Lines of data

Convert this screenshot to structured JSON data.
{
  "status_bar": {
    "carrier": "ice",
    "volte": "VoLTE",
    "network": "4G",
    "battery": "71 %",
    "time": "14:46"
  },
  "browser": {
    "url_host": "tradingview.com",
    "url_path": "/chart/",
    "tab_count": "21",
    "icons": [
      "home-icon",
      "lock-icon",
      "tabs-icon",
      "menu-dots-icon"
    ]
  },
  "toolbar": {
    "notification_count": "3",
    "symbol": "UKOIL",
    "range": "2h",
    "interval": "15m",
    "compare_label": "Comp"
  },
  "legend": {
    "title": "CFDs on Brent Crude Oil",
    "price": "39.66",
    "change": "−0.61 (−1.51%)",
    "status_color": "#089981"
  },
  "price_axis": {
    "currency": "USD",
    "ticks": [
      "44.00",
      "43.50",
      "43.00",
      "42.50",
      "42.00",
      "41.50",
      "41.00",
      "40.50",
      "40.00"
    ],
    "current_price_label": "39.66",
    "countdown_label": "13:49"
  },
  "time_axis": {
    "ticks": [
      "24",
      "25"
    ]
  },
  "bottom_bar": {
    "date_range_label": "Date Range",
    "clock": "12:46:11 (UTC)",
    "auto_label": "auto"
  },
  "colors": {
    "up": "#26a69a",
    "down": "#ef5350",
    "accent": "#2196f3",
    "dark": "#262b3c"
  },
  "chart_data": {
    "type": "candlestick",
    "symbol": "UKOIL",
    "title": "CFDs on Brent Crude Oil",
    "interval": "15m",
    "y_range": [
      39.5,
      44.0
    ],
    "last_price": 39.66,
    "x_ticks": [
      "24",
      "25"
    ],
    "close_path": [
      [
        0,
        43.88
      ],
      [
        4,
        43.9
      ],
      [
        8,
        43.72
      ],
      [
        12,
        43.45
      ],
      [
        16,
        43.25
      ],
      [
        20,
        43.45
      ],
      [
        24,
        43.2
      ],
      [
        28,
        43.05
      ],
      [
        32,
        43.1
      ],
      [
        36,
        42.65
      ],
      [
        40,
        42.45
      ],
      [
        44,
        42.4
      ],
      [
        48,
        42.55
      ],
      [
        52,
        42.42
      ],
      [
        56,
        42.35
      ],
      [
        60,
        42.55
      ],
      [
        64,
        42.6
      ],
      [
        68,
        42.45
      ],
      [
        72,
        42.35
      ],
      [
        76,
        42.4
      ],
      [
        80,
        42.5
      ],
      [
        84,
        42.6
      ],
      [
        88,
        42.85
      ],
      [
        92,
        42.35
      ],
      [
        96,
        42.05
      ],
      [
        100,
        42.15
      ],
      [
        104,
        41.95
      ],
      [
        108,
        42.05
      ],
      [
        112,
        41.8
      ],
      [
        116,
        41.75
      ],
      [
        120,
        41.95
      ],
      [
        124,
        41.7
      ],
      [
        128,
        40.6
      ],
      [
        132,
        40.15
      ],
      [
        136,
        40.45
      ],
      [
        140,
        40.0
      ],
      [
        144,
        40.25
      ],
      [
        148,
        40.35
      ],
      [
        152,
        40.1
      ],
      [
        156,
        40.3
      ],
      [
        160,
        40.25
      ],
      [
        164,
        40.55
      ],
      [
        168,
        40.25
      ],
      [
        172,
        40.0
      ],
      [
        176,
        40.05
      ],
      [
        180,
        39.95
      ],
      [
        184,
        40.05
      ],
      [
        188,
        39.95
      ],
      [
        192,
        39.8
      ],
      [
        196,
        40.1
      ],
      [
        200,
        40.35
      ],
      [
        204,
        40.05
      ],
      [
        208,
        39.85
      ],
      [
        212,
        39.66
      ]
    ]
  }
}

* **What the task asks**
Set down all of the entries exactly, please.

* **Task response**
Convert this screenshot to structured JSON data.
{
  "status_bar": {
    "carrier": "ice",
    "volte": "VoLTE",
    "network": "4G",
    "battery": "71 %",
    "time": "14:46"
  },
  "browser": {
    "url_host": "tradingview.com",
    "url_path": "/chart/",
    "tab_count": "21",
    "icons": [
      "home-icon",
      "lock-icon",
      "tabs-icon",
      "menu-dots-icon"
    ]
  },
  "toolbar": {
    "notification_count": "3",
    "symbol": "UKOIL",
    "range": "2h",
    "interval": "15m",
    "compare_label": "Comp"
  },
  "legend": {
    "title": "CFDs on Brent Crude Oil",
    "price": "39.66",
    "change": "−0.61 (−1.51%)",
    "status_color": "#089981"
  },
  "price_axis": {
    "currency": "USD",
    "ticks": [
      "44.00",
      "43.50",
      "43.00",
      "42.50",
      "42.00",
      "41.50",
      "41.00",
      "40.50",
      "40.00"
    ],
    "current_price_label": "39.66",
    "countdown_label": "13:49"
  },
  "time_axis": {
    "ticks": [
      "24",
      "25"
    ]
  },
  "bottom_bar": {
    "date_range_label": "Date Range",
    "clock": "12:46:11 (UTC)",
    "auto_label": "auto"
  },
  "colors": {
    "up": "#26a69a",
    "down": "#ef5350",
    "accent": "#2196f3",
    "dark": "#262b3c"
  },
  "chart_data": {
    "type": "candlestick",
    "symbol": "UKOIL",
    "title": "CFDs on Brent Crude Oil",
    "interval": "15m",
    "y_range": [
      39.5,
      44.0
    ],
    "last_price": 39.66,
    "x_ticks": [
      "24",
      "25"
    ],
    "close_path": [
      [
        0,
        43.88
      ],
      [
        4,
        43.9
      ],
      [
        8,
        43.72
      ],
      [
        12,
        43.45
      ],
      [
        16,
        43.25
      ],
      [
        20,
        43.45
      ],
      [
        24,
        43.2
      ],
      [
        28,
        43.05
      ],
      [
        32,
        43.1
      ],
      [
        36,
        42.65
      ],
      [
        40,
        42.45
      ],
      [
        44,
        42.4
      ],
      [
        48,
        42.55
      ],
      [
        52,
        42.42
      ],
      [
        56,
        42.35
      ],
      [
        60,
        42.55
      ],
      [
        64,
        42.6
      ],
      [
        68,
        42.45
      ],
      [
        72,
        42.35
      ],
      [
        76,
        42.4
      ],
      [
        80,
        42.5
      ],
      [
        84,
        42.6
      ],
      [
        88,
        42.85
      ],
      [
        92,
        42.35
      ],
      [
        96,
        42.05
      ],
      [
        100,
        42.15
      ],
      [
        104,
        41.95
      ],
      [
        108,
        42.05
      ],
      [
        112,
        41.8
      ],
      [
        116,
        41.75
      ],
      [
        120,
        41.95
      ],
      [
        124,
        41.7
      ],
      [
        128,
        40.6
      ],
      [
        132,
        40.15
      ],
      [
        136,
        40.45
      ],
      [
        140,
        40.0
      ],
      [
        144,
        40.25
      ],
      [
        148,
        40.35
      ],
      [
        152,
        40.1
      ],
      [
        156,
        40.3
      ],
      [
        160,
        40.25
      ],
      [
        164,
        40.55
      ],
      [
        168,
        40.25
      ],
      [
        172,
        40.0
      ],
      [
        176,
        40.05
      ],
      [
        180,
        39.95
      ],
      [
        184,
        40.05
      ],
      [
        188,
        39.95
      ],
      [
        192,
        39.8
      ],
      [
        196,
        40.1
      ],
      [
        200,
        40.35
      ],
      [
        204,
        40.05
      ],
      [
        208,
        39.85
      ],
      [
        212,
        39.66
      ]
    ]
  }
}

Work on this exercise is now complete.